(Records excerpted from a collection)
☆ ☆ ☆

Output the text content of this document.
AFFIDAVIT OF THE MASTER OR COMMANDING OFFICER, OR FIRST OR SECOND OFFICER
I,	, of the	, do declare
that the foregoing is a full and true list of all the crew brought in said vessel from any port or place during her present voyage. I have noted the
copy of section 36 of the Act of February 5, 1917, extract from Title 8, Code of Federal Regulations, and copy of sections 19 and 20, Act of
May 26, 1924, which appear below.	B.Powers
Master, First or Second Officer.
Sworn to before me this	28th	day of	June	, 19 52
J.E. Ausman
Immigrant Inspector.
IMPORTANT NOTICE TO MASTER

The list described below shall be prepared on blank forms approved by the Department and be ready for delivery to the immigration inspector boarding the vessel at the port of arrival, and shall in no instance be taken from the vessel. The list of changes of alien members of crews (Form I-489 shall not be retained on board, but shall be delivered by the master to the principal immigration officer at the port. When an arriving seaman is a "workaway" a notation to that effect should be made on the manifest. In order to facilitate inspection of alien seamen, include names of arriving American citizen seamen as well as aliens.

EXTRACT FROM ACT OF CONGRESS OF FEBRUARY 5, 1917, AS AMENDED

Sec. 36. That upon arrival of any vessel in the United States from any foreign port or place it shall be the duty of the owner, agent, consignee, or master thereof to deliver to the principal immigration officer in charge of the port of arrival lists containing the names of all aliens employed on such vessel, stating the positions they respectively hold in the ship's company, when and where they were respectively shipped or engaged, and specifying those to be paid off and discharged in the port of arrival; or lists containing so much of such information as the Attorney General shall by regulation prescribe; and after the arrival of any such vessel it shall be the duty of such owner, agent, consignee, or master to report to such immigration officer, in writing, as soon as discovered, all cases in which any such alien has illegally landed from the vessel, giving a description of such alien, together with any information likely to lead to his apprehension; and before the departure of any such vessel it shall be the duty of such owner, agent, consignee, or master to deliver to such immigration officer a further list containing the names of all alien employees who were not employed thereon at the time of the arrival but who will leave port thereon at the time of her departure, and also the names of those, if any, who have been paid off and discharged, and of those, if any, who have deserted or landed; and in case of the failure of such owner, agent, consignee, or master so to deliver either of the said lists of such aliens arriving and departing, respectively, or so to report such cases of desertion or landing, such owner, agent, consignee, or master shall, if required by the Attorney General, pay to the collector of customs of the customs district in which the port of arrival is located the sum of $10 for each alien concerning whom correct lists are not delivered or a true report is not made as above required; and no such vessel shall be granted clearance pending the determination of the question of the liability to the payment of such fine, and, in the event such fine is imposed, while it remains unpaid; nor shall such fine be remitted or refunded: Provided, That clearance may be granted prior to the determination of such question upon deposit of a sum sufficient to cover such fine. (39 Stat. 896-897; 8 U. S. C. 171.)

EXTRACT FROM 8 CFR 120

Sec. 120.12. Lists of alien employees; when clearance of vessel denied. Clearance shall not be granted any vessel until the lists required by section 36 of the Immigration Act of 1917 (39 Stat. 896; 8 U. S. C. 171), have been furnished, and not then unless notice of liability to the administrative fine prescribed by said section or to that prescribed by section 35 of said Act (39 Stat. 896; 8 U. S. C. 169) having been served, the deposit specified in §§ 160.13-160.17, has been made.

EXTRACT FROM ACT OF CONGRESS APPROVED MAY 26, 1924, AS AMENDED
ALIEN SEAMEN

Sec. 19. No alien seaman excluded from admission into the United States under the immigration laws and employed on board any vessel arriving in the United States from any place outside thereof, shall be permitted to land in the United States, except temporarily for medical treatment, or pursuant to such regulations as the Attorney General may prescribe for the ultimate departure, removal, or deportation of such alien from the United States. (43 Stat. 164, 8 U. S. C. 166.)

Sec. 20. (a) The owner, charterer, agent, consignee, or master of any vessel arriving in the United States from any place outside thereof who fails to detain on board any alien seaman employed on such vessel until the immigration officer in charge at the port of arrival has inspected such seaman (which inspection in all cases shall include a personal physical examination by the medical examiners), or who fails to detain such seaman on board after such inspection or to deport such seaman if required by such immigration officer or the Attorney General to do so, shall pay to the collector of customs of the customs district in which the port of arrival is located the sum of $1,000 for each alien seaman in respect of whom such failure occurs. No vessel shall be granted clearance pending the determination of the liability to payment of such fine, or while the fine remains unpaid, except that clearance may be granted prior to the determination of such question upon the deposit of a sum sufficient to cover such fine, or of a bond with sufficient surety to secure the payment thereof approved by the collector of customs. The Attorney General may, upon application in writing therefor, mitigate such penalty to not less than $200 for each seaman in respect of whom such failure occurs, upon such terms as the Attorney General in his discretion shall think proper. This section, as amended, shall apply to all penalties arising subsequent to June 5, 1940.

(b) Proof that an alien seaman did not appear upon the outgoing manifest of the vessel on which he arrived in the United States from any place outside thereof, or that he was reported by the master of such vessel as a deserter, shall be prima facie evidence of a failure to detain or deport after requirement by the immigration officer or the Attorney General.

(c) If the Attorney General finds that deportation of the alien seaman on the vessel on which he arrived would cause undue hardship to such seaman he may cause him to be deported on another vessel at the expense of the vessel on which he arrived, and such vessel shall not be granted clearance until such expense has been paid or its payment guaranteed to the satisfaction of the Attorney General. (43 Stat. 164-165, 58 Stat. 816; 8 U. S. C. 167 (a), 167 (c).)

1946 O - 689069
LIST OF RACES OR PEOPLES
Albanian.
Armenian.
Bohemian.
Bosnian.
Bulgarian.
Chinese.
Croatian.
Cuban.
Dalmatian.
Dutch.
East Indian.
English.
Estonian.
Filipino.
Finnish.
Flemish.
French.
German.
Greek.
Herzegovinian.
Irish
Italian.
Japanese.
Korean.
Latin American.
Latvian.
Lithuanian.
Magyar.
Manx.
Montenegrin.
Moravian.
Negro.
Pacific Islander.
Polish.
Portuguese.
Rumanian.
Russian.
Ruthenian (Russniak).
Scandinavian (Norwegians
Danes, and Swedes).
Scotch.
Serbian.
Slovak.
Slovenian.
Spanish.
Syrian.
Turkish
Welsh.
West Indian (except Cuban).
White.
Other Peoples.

☆ ☆ ☆

WHAT TO WORK ON >> Using the listing above, reproduce each line without omission.

RESULT >>
Output the text content of this document.
AFFIDAVIT OF THE MASTER OR COMMANDING OFFICER, OR FIRST OR SECOND OFFICER
I,	, of the	, do declare
that the foregoing is a full and true list of all the crew brought in said vessel from any port or place during her present voyage. I have noted the
copy of section 36 of the Act of February 5, 1917, extract from Title 8, Code of Federal Regulations, and copy of sections 19 and 20, Act of
May 26, 1924, which appear below.	B.Powers
Master, First or Second Officer.
Sworn to before me this	28th	day of	June	, 19 52
J.E. Ausman
Immigrant Inspector.
IMPORTANT NOTICE TO MASTER

The list described below shall be prepared on blank forms approved by the Department and be ready for delivery to the immigration inspector boarding the vessel at the port of arrival, and shall in no instance be taken from the vessel. The list of changes of alien members of crews (Form I-489 shall not be retained on board, but shall be delivered by the master to the principal immigration officer at the port. When an arriving seaman is a "workaway" a notation to that effect should be made on the manifest. In order to facilitate inspection of alien seamen, include names of arriving American citizen seamen as well as aliens.

EXTRACT FROM ACT OF CONGRESS OF FEBRUARY 5, 1917, AS AMENDED

Sec. 36. That upon arrival of any vessel in the United States from any foreign port or place it shall be the duty of the owner, agent, consignee, or master thereof to deliver to the principal immigration officer in charge of the port of arrival lists containing the names of all aliens employed on such vessel, stating the positions they respectively hold in the ship's company, when and where they were respectively shipped or engaged, and specifying those to be paid off and discharged in the port of arrival; or lists containing so much of such information as the Attorney General shall by regulation prescribe; and after the arrival of any such vessel it shall be the duty of such owner, agent, consignee, or master to report to such immigration officer, in writing, as soon as discovered, all cases in which any such alien has illegally landed from the vessel, giving a description of such alien, together with any information likely to lead to his apprehension; and before the departure of any such vessel it shall be the duty of such owner, agent, consignee, or master to deliver to such immigration officer a further list containing the names of all alien employees who were not employed thereon at the time of the arrival but who will leave port thereon at the time of her departure, and also the names of those, if any, who have been paid off and discharged, and of those, if any, who have deserted or landed; and in case of the failure of such owner, agent, consignee, or master so to deliver either of the said lists of such aliens arriving and departing, respectively, or so to report such cases of desertion or landing, such owner, agent, consignee, or master shall, if required by the Attorney General, pay to the collector of customs of the customs district in which the port of arrival is located the sum of $10 for each alien concerning whom correct lists are not delivered or a true report is not made as above required; and no such vessel shall be granted clearance pending the determination of the question of the liability to the payment of such fine, and, in the event such fine is imposed, while it remains unpaid; nor shall such fine be remitted or refunded: Provided, That clearance may be granted prior to the determination of such question upon deposit of a sum sufficient to cover such fine. (39 Stat. 896-897; 8 U. S. C. 171.)

EXTRACT FROM 8 CFR 120

Sec. 120.12. Lists of alien employees; when clearance of vessel denied. Clearance shall not be granted any vessel until the lists required by section 36 of the Immigration Act of 1917 (39 Stat. 896; 8 U. S. C. 171), have been furnished, and not then unless notice of liability to the administrative fine prescribed by said section or to that prescribed by section 35 of said Act (39 Stat. 896; 8 U. S. C. 169) having been served, the deposit specified in §§ 160.13-160.17, has been made.

EXTRACT FROM ACT OF CONGRESS APPROVED MAY 26, 1924, AS AMENDED
ALIEN SEAMEN

Sec. 19. No alien seaman excluded from admission into the United States under the immigration laws and employed on board any vessel arriving in the United States from any place outside thereof, shall be permitted to land in the United States, except temporarily for medical treatment, or pursuant to such regulations as the Attorney General may prescribe for the ultimate departure, removal, or deportation of such alien from the United States. (43 Stat. 164, 8 U. S. C. 166.)

Sec. 20. (a) The owner, charterer, agent, consignee, or master of any vessel arriving in the United States from any place outside thereof who fails to detain on board any alien seaman employed on such vessel until the immigration officer in charge at the port of arrival has inspected such seaman (which inspection in all cases shall include a personal physical examination by the medical examiners), or who fails to detain such seaman on board after such inspection or to deport such seaman if required by such immigration officer or the Attorney General to do so, shall pay to the collector of customs of the customs district in which the port of arrival is located the sum of $1,000 for each alien seaman in respect of whom such failure occurs. No vessel shall be granted clearance pending the determination of the liability to payment of such fine, or while the fine remains unpaid, except that clearance may be granted prior to the determination of such question upon the deposit of a sum sufficient to cover such fine, or of a bond with sufficient surety to secure the payment thereof approved by the collector of customs. The Attorney General may, upon application in writing therefor, mitigate such penalty to not less than $200 for each seaman in respect of whom such failure occurs, upon such terms as the Attorney General in his discretion shall think proper. This section, as amended, shall apply to all penalties arising subsequent to June 5, 1940.

(b) Proof that an alien seaman did not appear upon the outgoing manifest of the vessel on which he arrived in the United States from any place outside thereof, or that he was reported by the master of such vessel as a deserter, shall be prima facie evidence of a failure to detain or deport after requirement by the immigration officer or the Attorney General.

(c) If the Attorney General finds that deportation of the alien seaman on the vessel on which he arrived would cause undue hardship to such seaman he may cause him to be deported on another vessel at the expense of the vessel on which he arrived, and such vessel shall not be granted clearance until such expense has been paid or its payment guaranteed to the satisfaction of the Attorney General. (43 Stat. 164-165, 58 Stat. 816; 8 U. S. C. 167 (a), 167 (c).)

1946 O - 689069
LIST OF RACES OR PEOPLES
Albanian.
Armenian.
Bohemian.
Bosnian.
Bulgarian.
Chinese.
Croatian.
Cuban.
Dalmatian.
Dutch.
East Indian.
English.
Estonian.
Filipino.
Finnish.
Flemish.
French.
German.
Greek.
Herzegovinian.
Irish
Italian.
Japanese.
Korean.
Latin American.
Latvian.
Lithuanian.
Magyar.
Manx.
Montenegrin.
Moravian.
Negro.
Pacific Islander.
Polish.
Portuguese.
Rumanian.
Russian.
Ruthenian (Russniak).
Scandinavian (Norwegians
Danes, and Swedes).
Scotch.
Serbian.
Slovak.
Slovenian.
Spanish.
Syrian.
Turkish
Welsh.
West Indian (except Cuban).
White.
Other Peoples.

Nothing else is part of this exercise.